### What you are asked to do
Each entry below should be returned exactly as is, with the pictures removed.

(Lines of data)
○ ○ ○ ○ ○

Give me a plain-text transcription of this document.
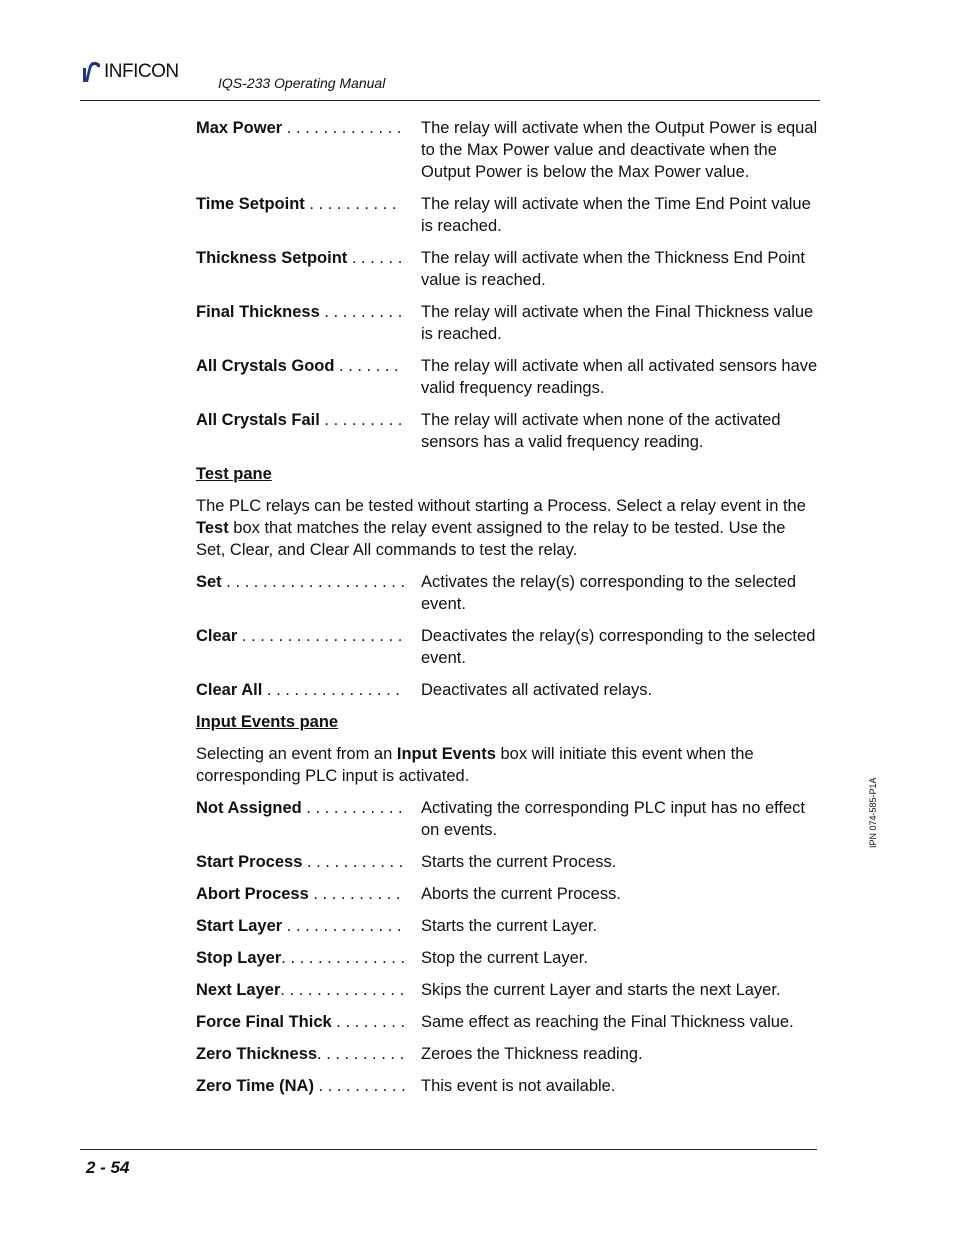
INFICON
IQS-233 Operating Manual
Max Power . . . . . . . . . . . . .	The relay will activate when the Output Power is equal to the Max Power value and deactivate when the Output Power is below the Max Power value.
Time Setpoint . . . . . . . . . .	The relay will activate when the Time End Point value is reached.
Thickness Setpoint . . . . . .	The relay will activate when the Thickness End Point value is reached.
Final Thickness . . . . . . . . .	The relay will activate when the Final Thickness value is reached.
All Crystals Good . . . . . . .	The relay will activate when all activated sensors have valid frequency readings.
All Crystals Fail . . . . . . . . .	The relay will activate when none of the activated sensors has a valid frequency reading.
Test pane
The PLC relays can be tested without starting a Process. Select a relay event in the Test box that matches the relay event assigned to the relay to be tested. Use the Set, Clear, and Clear All commands to test the relay.
Set . . . . . . . . . . . . . . . . . . . . Activates the relay(s) corresponding to the selected event.
Clear . . . . . . . . . . . . . . . . . .	Deactivates the relay(s) corresponding to the selected event.
Clear All . . . . . . . . . . . . . . .	Deactivates all activated relays.
Input Events pane
Selecting an event from an Input Events box will initiate this event when the corresponding PLC input is activated.
Not Assigned . . . . . . . . . . .	Activating the corresponding PLC input has no effect on events.
Start Process . . . . . . . . . . .	Starts the current Process.
Abort Process . . . . . . . . . .	Aborts the current Process.
Start Layer . . . . . . . . . . . . .	Starts the current Layer.
Stop Layer. . . . . . . . . . . . . . Stop the current Layer.
Next Layer. . . . . . . . . . . . . .	Skips the current Layer and starts the next Layer.
Force Final Thick . . . . . . . . Same effect as reaching the Final Thickness value.
Zero Thickness. . . . . . . . . .	Zeroes the Thickness reading.
Zero Time (NA) . . . . . . . . . . This event is not available.
IPN 074-585-P1A
2 - 54
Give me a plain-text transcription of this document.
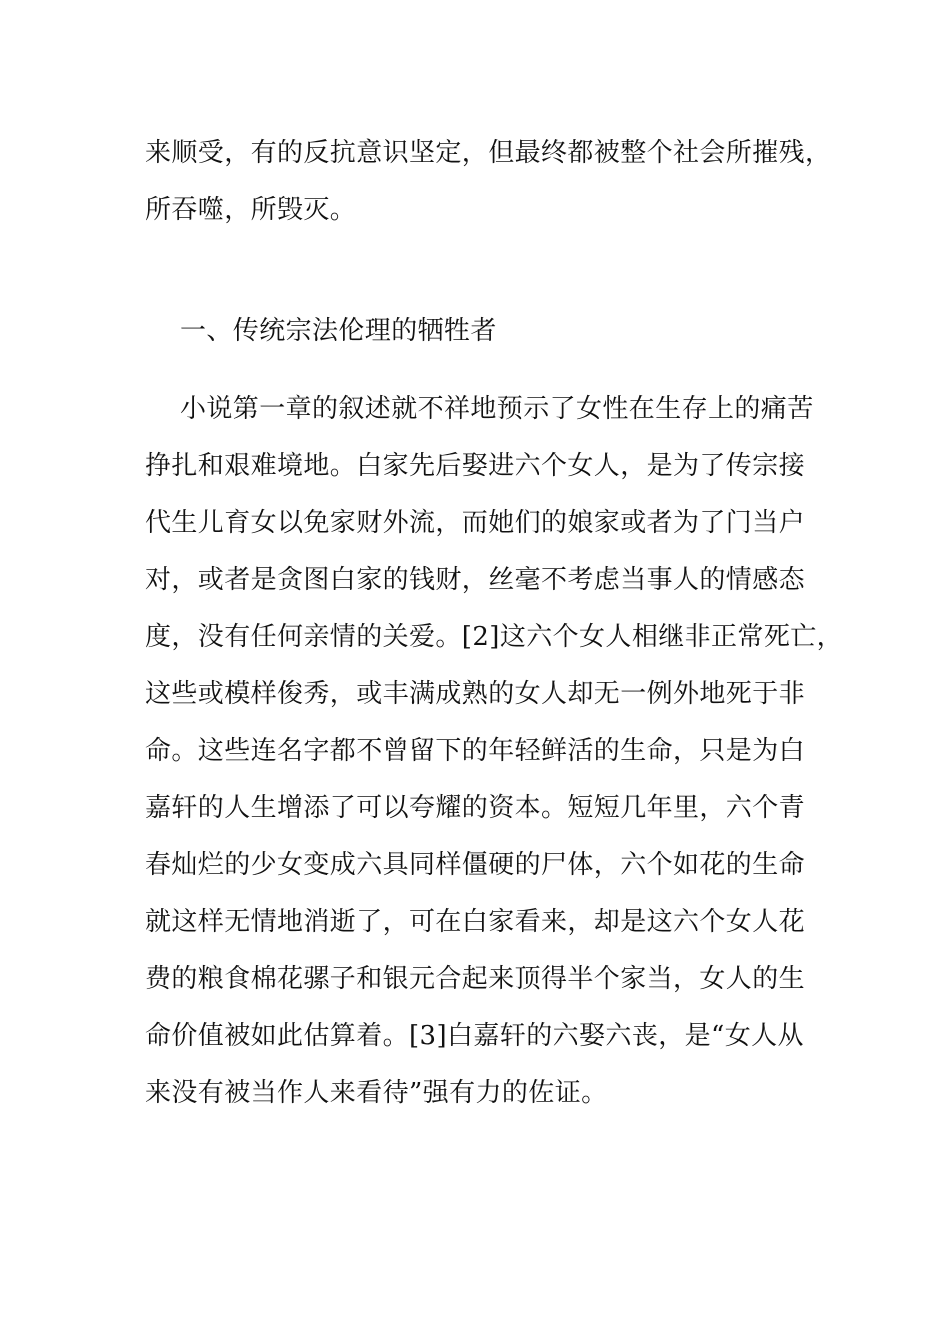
来顺受，有的反抗意识坚定，但最终都被整个社会所摧残，
所吞噬，所毁灭。
一、传统宗法伦理的牺牲者
小说第一章的叙述就不祥地预示了女性在生存上的痛苦
挣扎和艰难境地。白家先后娶进六个女人，是为了传宗接
代生儿育女以免家财外流，而她们的娘家或者为了门当户
对，或者是贪图白家的钱财，丝毫不考虑当事人的情感态
度，没有任何亲情的关爱。[2]这六个女人相继非正常死亡，
这些或模样俊秀，或丰满成熟的女人却无一例外地死于非
命。这些连名字都不曾留下的年轻鲜活的生命，只是为白
嘉轩的人生增添了可以夸耀的资本。短短几年里，六个青
春灿烂的少女变成六具同样僵硬的尸体，六个如花的生命
就这样无情地消逝了，可在白家看来，却是这六个女人花
费的粮食棉花骡子和银元合起来顶得半个家当，女人的生
命价值被如此估算着。[3]白嘉轩的六娶六丧，是“女人从
来没有被当作人来看待”强有力的佐证。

○ ○ ○ ○ ○

### Result for this task
Give me a plain-text transcription of this document.
INFICON
IQS-233 Operating Manual
Max Power . . . . . . . . . . . . .	The relay will activate when the Output Power is equal to the Max Power value and deactivate when the Output Power is below the Max Power value.
Time Setpoint . . . . . . . . . .	The relay will activate when the Time End Point value is reached.
Thickness Setpoint . . . . . .	The relay will activate when the Thickness End Point value is reached.
Final Thickness . . . . . . . . .	The relay will activate when the Final Thickness value is reached.
All Crystals Good . . . . . . .	The relay will activate when all activated sensors have valid frequency readings.
All Crystals Fail . . . . . . . . .	The relay will activate when none of the activated sensors has a valid frequency reading.
Test pane
The PLC relays can be tested without starting a Process. Select a relay event in the Test box that matches the relay event assigned to the relay to be tested. Use the Set, Clear, and Clear All commands to test the relay.
Set . . . . . . . . . . . . . . . . . . . . Activates the relay(s) corresponding to the selected event.
Clear . . . . . . . . . . . . . . . . . .	Deactivates the relay(s) corresponding to the selected event.
Clear All . . . . . . . . . . . . . . .	Deactivates all activated relays.
Input Events pane
Selecting an event from an Input Events box will initiate this event when the corresponding PLC input is activated.
Not Assigned . . . . . . . . . . .	Activating the corresponding PLC input has no effect on events.
Start Process . . . . . . . . . . .	Starts the current Process.
Abort Process . . . . . . . . . .	Aborts the current Process.
Start Layer . . . . . . . . . . . . .	Starts the current Layer.
Stop Layer. . . . . . . . . . . . . . Stop the current Layer.
Next Layer. . . . . . . . . . . . . .	Skips the current Layer and starts the next Layer.
Force Final Thick . . . . . . . . Same effect as reaching the Final Thickness value.
Zero Thickness. . . . . . . . . .	Zeroes the Thickness reading.
Zero Time (NA) . . . . . . . . . . This event is not available.
IPN 074-585-P1A
2 - 54
Give me a plain-text transcription of this document.
来顺受，有的反抗意识坚定，但最终都被整个社会所摧残，
所吞噬，所毁灭。
一、传统宗法伦理的牺牲者
小说第一章的叙述就不祥地预示了女性在生存上的痛苦
挣扎和艰难境地。白家先后娶进六个女人，是为了传宗接
代生儿育女以免家财外流，而她们的娘家或者为了门当户
对，或者是贪图白家的钱财，丝毫不考虑当事人的情感态
度，没有任何亲情的关爱。[2]这六个女人相继非正常死亡，
这些或模样俊秀，或丰满成熟的女人却无一例外地死于非
命。这些连名字都不曾留下的年轻鲜活的生命，只是为白
嘉轩的人生增添了可以夸耀的资本。短短几年里，六个青
春灿烂的少女变成六具同样僵硬的尸体，六个如花的生命
就这样无情地消逝了，可在白家看来，却是这六个女人花
费的粮食棉花骡子和银元合起来顶得半个家当，女人的生
命价值被如此估算着。[3]白嘉轩的六娶六丧，是“女人从
来没有被当作人来看待”强有力的佐证。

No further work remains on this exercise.